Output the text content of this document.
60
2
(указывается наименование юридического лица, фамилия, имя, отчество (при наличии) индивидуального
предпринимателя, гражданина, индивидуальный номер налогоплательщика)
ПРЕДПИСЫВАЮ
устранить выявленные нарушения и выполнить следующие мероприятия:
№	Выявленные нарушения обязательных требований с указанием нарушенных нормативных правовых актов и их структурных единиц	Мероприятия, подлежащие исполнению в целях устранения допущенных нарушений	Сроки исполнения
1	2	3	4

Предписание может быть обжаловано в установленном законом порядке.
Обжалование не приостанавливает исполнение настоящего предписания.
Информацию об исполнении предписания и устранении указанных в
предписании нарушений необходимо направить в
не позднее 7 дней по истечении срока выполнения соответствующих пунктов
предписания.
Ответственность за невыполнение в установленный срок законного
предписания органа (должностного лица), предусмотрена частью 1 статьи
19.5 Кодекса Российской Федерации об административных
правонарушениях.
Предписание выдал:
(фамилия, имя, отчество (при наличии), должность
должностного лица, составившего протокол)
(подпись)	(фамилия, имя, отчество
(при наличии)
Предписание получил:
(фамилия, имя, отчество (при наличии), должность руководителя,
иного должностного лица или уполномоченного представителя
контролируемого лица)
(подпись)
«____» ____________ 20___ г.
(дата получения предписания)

════════

Extract all the entries word for word.

Output the text content of this document.
60
2
(указывается наименование юридического лица, фамилия, имя, отчество (при наличии) индивидуального
предпринимателя, гражданина, индивидуальный номер налогоплательщика)
ПРЕДПИСЫВАЮ
устранить выявленные нарушения и выполнить следующие мероприятия:
№	Выявленные нарушения обязательных требований с указанием нарушенных нормативных правовых актов и их структурных единиц	Мероприятия, подлежащие исполнению в целях устранения допущенных нарушений	Сроки исполнения
1	2	3	4

Предписание может быть обжаловано в установленном законом порядке.
Обжалование не приостанавливает исполнение настоящего предписания.
Информацию об исполнении предписания и устранении указанных в
предписании нарушений необходимо направить в
не позднее 7 дней по истечении срока выполнения соответствующих пунктов
предписания.
Ответственность за невыполнение в установленный срок законного
предписания органа (должностного лица), предусмотрена частью 1 статьи
19.5 Кодекса Российской Федерации об административных
правонарушениях.
Предписание выдал:
(фамилия, имя, отчество (при наличии), должность
должностного лица, составившего протокол)
(подпись)	(фамилия, имя, отчество
(при наличии)
Предписание получил:
(фамилия, имя, отчество (при наличии), должность руководителя,
иного должностного лица или уполномоченного представителя
контролируемого лица)
(подпись)
«____» ____________ 20___ г.
(дата получения предписания)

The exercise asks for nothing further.